▸ Goal
Copy out all lines of the records in which the word "control" appears.

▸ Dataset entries
━━━━━━━━━━

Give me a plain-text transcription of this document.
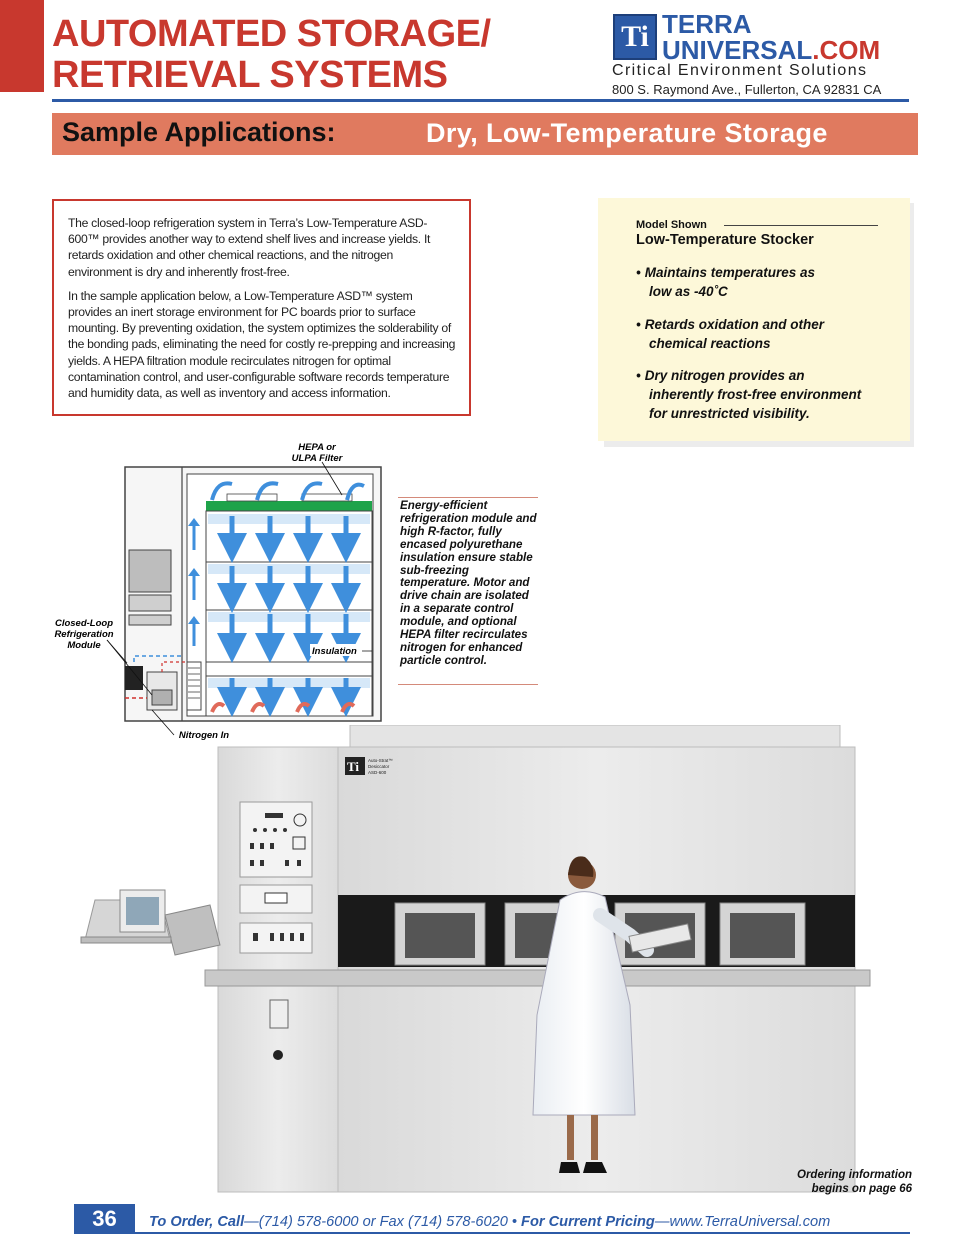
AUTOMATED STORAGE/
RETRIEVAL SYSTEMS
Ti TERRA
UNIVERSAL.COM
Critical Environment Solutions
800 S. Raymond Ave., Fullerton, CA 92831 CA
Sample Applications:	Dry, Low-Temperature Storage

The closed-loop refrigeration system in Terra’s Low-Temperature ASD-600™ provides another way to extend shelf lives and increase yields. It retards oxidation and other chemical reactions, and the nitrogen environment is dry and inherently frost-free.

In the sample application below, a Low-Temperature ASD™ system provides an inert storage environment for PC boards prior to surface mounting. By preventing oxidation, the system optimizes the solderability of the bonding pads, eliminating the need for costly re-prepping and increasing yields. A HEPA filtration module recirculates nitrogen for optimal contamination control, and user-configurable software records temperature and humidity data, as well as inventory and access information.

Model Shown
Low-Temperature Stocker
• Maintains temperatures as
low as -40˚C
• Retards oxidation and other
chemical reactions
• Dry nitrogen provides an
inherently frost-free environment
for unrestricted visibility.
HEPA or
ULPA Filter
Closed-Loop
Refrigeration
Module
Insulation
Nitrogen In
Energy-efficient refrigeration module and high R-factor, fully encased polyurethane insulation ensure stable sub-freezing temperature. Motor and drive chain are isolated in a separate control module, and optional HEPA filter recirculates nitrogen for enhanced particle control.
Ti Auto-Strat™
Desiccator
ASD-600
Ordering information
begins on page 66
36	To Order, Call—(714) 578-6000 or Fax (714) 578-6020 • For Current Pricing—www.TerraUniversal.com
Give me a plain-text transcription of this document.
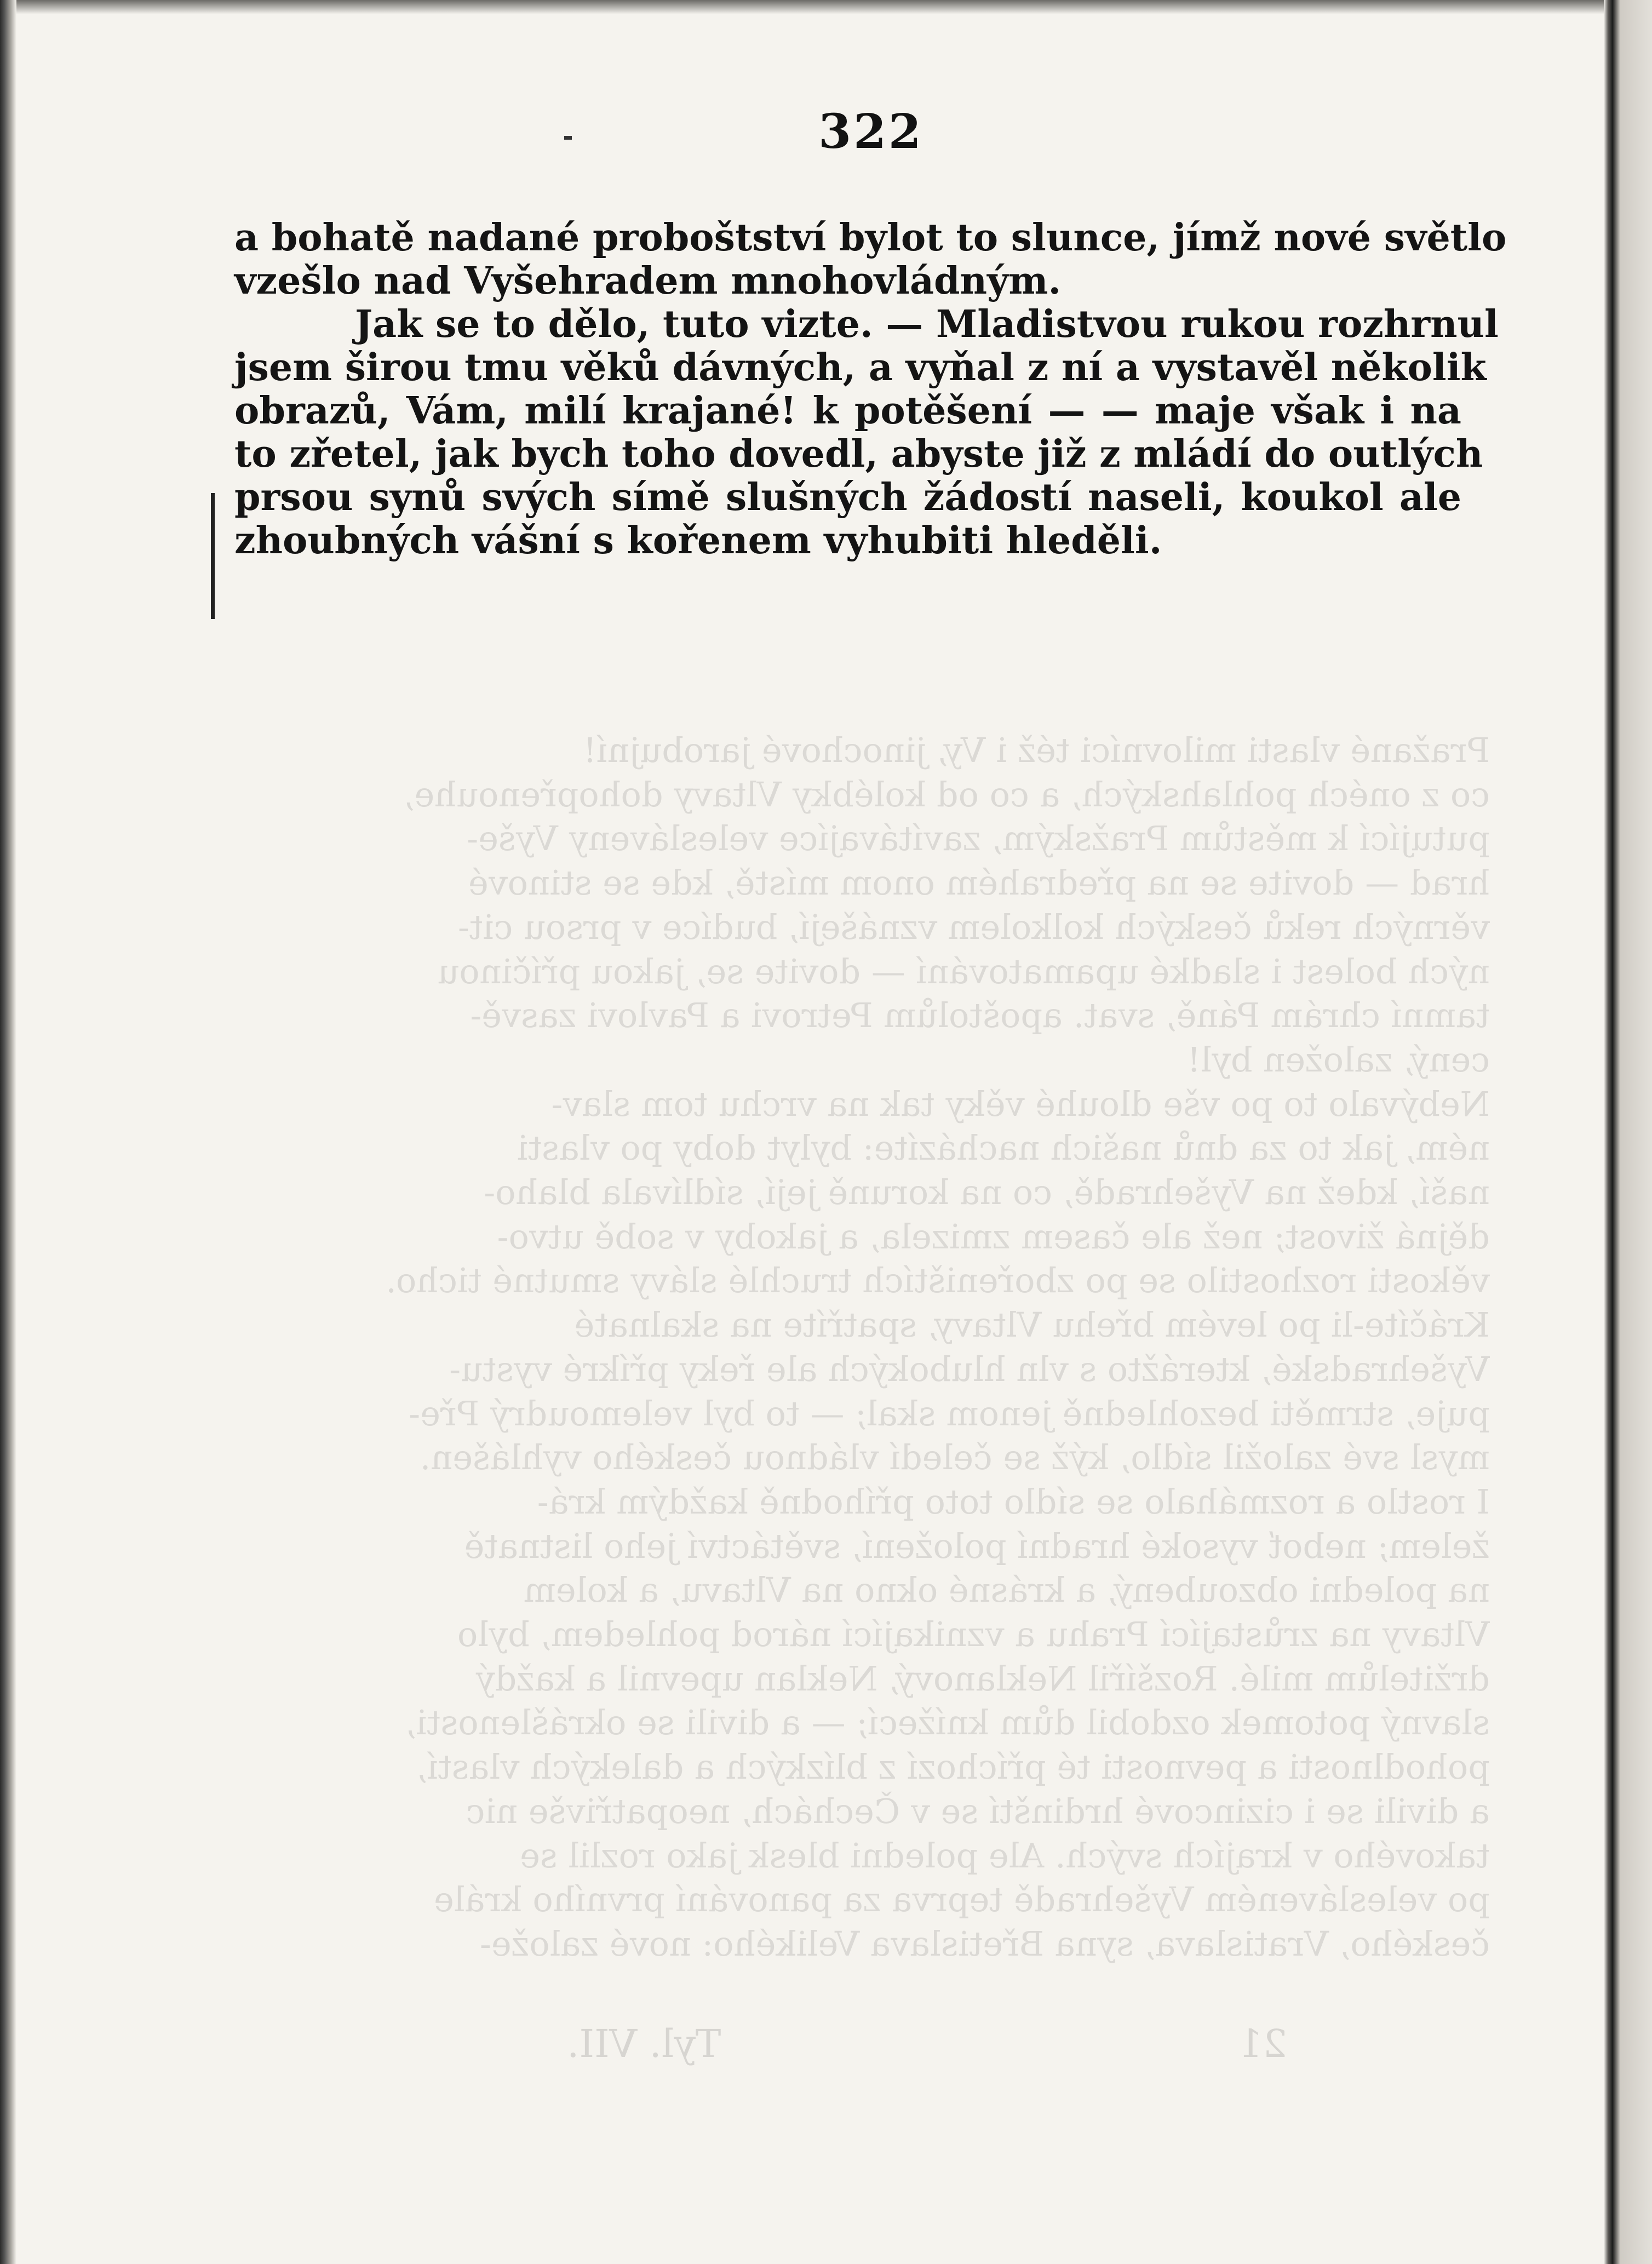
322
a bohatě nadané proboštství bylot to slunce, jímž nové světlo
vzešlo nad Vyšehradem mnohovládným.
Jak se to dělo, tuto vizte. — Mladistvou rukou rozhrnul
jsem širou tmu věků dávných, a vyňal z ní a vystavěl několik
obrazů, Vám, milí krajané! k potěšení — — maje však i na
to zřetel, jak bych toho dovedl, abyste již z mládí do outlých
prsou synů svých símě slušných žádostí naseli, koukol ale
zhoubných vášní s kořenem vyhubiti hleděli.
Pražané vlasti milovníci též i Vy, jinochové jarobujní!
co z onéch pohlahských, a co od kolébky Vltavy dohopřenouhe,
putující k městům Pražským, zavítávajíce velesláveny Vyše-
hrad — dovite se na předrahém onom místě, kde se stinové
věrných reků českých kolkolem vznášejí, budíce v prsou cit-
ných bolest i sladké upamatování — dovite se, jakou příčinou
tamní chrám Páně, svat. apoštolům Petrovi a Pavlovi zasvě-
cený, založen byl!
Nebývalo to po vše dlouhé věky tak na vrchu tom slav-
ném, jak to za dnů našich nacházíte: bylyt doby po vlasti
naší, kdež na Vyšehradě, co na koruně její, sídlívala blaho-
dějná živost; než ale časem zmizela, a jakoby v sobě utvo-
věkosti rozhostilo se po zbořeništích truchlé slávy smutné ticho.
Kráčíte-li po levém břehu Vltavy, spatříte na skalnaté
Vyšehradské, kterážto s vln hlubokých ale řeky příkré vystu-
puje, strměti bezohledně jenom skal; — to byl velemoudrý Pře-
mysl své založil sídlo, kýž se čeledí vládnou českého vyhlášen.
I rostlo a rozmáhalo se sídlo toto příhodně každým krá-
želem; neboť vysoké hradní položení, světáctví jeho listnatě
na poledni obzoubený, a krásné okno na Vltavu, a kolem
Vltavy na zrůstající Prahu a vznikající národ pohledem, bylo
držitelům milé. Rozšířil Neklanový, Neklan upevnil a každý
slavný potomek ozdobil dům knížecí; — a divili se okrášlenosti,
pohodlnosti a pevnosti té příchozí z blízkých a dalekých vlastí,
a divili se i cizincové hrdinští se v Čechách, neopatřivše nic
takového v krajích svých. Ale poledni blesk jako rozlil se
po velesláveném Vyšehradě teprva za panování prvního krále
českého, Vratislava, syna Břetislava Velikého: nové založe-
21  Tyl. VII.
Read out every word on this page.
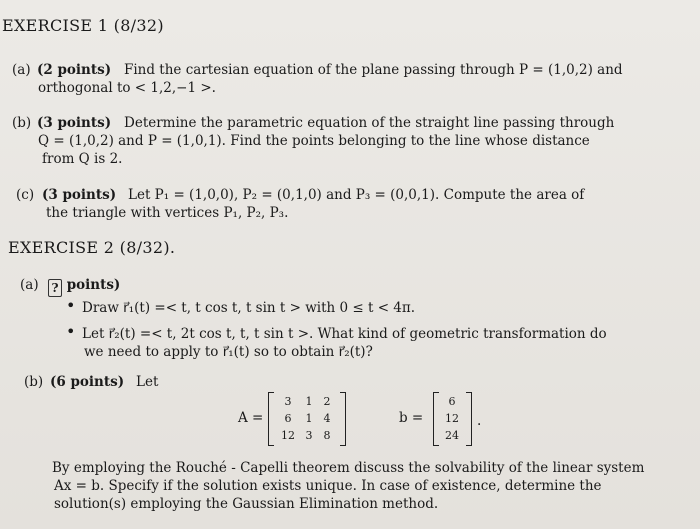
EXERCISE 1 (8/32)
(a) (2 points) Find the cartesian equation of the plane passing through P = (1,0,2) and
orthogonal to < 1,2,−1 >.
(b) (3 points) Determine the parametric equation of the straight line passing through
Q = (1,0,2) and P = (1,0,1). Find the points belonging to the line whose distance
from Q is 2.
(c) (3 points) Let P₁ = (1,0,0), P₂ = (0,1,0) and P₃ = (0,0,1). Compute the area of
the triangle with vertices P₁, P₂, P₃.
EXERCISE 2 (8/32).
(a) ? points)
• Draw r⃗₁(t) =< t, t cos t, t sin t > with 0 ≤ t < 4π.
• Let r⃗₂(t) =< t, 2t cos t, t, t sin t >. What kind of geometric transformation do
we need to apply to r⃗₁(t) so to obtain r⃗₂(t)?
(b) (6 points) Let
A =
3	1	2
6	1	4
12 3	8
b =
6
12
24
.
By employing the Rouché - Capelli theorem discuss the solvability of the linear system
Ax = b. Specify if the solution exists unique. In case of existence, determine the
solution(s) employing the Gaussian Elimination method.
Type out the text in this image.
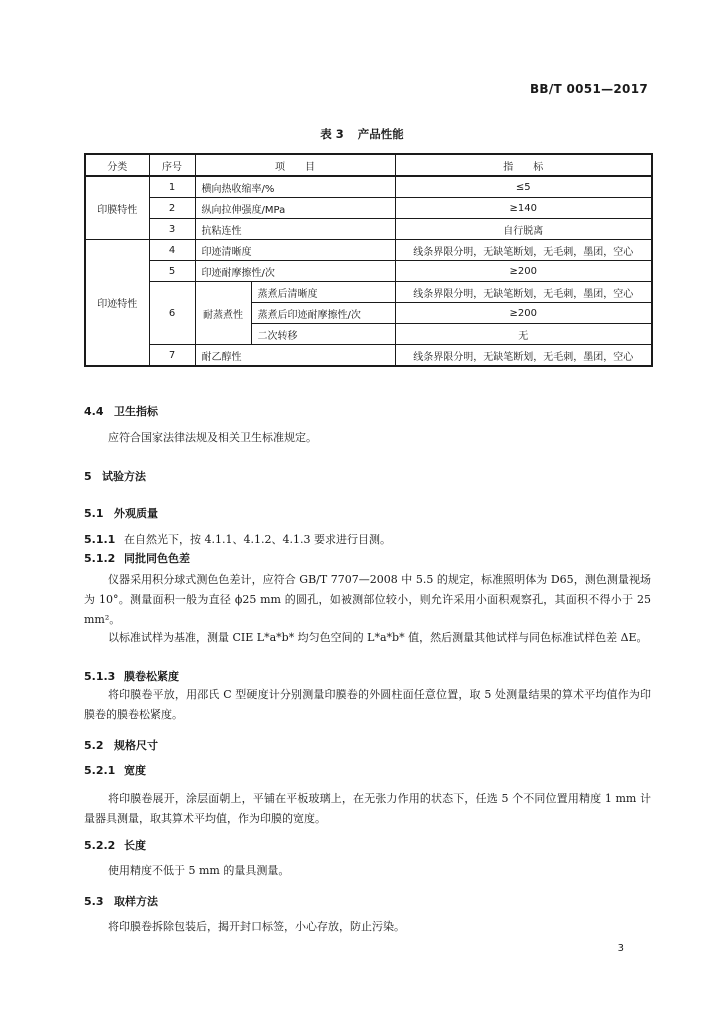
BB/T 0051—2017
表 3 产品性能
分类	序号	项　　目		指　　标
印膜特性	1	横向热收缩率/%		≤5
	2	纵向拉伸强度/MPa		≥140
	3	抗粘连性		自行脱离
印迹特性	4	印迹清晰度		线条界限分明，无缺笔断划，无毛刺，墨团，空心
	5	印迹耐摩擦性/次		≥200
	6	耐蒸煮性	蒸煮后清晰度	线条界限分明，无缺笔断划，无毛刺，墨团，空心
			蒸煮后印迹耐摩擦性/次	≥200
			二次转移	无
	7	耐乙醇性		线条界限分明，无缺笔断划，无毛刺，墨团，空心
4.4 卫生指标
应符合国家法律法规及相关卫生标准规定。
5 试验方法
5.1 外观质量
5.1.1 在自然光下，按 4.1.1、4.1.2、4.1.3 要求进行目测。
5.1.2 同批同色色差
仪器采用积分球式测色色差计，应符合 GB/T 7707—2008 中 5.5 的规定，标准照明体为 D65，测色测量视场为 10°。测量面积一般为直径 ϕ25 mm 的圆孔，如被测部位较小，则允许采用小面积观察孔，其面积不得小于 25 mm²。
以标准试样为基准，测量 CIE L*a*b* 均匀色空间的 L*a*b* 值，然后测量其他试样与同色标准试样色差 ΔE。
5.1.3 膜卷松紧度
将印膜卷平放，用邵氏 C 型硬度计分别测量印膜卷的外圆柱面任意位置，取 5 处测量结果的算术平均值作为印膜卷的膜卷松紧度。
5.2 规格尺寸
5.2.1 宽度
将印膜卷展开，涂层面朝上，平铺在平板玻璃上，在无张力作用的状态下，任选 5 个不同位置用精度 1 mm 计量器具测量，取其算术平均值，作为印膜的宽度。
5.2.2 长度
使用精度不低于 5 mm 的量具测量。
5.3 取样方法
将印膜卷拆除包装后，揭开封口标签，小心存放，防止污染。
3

━━━━━━━━━━

▸ Expected output
In the sample application below, a Low-Temperature ASD™ system provides an inert storage environment for PC boards prior to surface mounting. By preventing oxidation, the system optimizes the solderability of the bonding pads, eliminating the need for costly re-prepping and increasing yields. A HEPA filtration module recirculates nitrogen for optimal contamination control, and user-configurable software records temperature and humidity data, as well as inventory and access information.
Energy-efficient refrigeration module and high R-factor, fully encased polyurethane insulation ensure stable sub-freezing temperature. Motor and drive chain are isolated in a separate control module, and optional HEPA filter recirculates nitrogen for enhanced particle control.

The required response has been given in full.